▶ _ページ抜粋_:
= = = = =

図2において矢印Wは、先端部8の幅である。幅Wは、丸められていないと仮定されたときの、2つのコーナーの間の距離である。幅Wは、0.10mm以下が好ましい。幅Wが0.10mm以下であるオイルリング用線2から、外周面14の幅が小さい主リング10が得られうる。この主リング10は、大きい圧力で、シリンダーの内周面20に当接する。この主リング10を有するオイルリング16は、よくオイルを掻き取る。高合金鋼からなる原線では、0.10mm以下の幅Wを有するオイルリング用線2への加工は、困難である。本発明では、原線の材質(すなわち低合金鋼)が、幅Wが0.10mm以下であるオイルリング用線2への加工を可能にする。
【0037】
後に詳説されるように、この主リング10では、合金元素が、窒化処理を可能としている。従って、この主リング10に、メッキは不要である。この主リング10は、低コストで得られうる。
【0038】
前述の通り、このオイルリング用線2の製造では、冷間伸線によって損なわれた線の展延性が、球状化焼鈍によって回復する。この球状化焼鈍を経て得られた異形線は、多量の球状炭化物を含んでいる。この異形線が焼入れ(STEP9、STEP10)に供されると、球状炭化物の一部のC元素は、マトリックスに固溶する。しかし、多くのC元素は、球状炭化物として残存する。このオイルリング用線2は、多量の球状炭化物を含有している。この球状炭化物は、窒化処理の後の主リング10にも残存する。この球状炭化物は、高硬度である。この球状炭化物は、主リング10の高硬度に寄与する。球状炭化物を含む主リング10は、耐摩耗性に優れる。

= = = = =

▶ _元の資料_:

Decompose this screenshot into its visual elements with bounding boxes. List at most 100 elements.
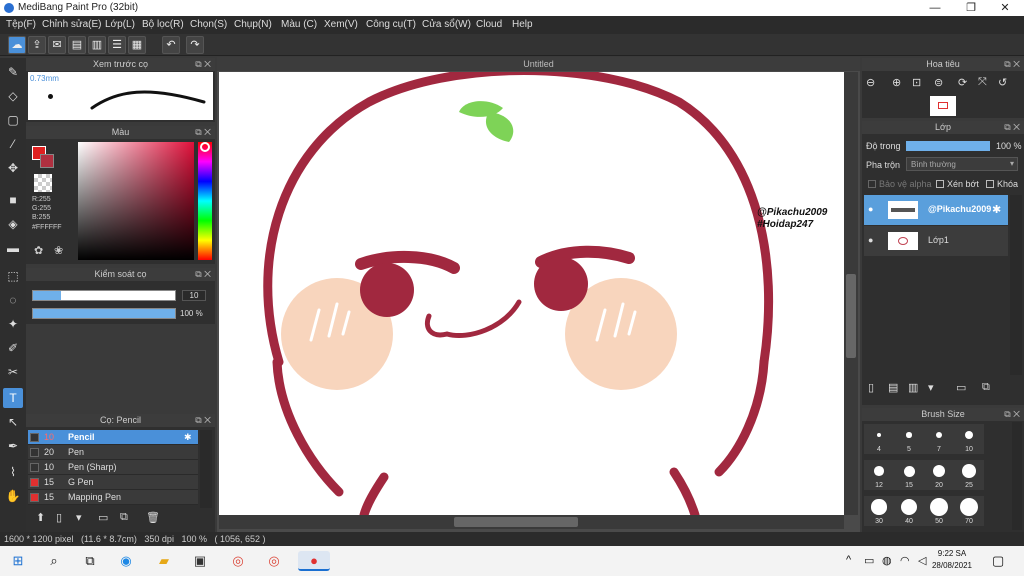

= = = = =

▶ _作業内容_:
オイルリング用線について述べた上の文章を、一字も変えずに全文書き写してください。

▶ _解答例_:
図2において矢印Wは、先端部8の幅である。幅Wは、丸められていないと仮定されたときの、2つのコーナーの間の距離である。幅Wは、0.10mm以下が好ましい。幅Wが0.10mm以下であるオイルリング用線2から、外周面14の幅が小さい主リング10が得られうる。この主リング10は、大きい圧力で、シリンダーの内周面20に当接する。この主リング10を有するオイルリング16は、よくオイルを掻き取る。高合金鋼からなる原線では、0.10mm以下の幅Wを有するオイルリング用線2への加工は、困難である。本発明では、原線の材質(すなわち低合金鋼)が、幅Wが0.10mm以下であるオイルリング用線2への加工を可能にする。
【0037】
後に詳説されるように、この主リング10では、合金元素が、窒化処理を可能としている。従って、この主リング10に、メッキは不要である。この主リング10は、低コストで得られうる。
【0038】
前述の通り、このオイルリング用線2の製造では、冷間伸線によって損なわれた線の展延性が、球状化焼鈍によって回復する。この球状化焼鈍を経て得られた異形線は、多量の球状炭化物を含んでいる。この異形線が焼入れ(STEP9、STEP10)に供されると、球状炭化物の一部のC元素は、マトリックスに固溶する。しかし、多くのC元素は、球状炭化物として残存する。このオイルリング用線2は、多量の球状炭化物を含有している。この球状炭化物は、窒化処理の後の主リング10にも残存する。この球状炭化物は、高硬度である。この球状炭化物は、主リング10の高硬度に寄与する。球状炭化物を含む主リング10は、耐摩耗性に優れる。